→ **Records to process**
□ □ □ □ □
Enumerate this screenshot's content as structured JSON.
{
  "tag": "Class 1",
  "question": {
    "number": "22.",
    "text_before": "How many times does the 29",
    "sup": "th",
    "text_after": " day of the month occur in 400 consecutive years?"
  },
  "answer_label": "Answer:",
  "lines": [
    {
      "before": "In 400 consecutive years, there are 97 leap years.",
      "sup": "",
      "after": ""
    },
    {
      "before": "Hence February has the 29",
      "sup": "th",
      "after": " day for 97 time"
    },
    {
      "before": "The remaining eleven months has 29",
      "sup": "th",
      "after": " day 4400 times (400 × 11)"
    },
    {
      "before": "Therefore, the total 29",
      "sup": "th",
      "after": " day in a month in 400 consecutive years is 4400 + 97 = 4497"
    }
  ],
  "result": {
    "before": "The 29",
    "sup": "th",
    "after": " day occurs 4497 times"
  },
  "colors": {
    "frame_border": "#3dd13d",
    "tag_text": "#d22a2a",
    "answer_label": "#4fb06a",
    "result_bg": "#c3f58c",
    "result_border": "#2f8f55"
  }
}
□ □ □ □ □
→ **Task**
Pull out all lines from the entries above in which the word "consecutive" appears.

→ **Response**
    "text_after": " day of the month occur in 400 consecutive years?"
      "before": "In 400 consecutive years, there are 97 leap years.",
      "after": " day in a month in 400 consecutive years is 4400 + 97 = 4497"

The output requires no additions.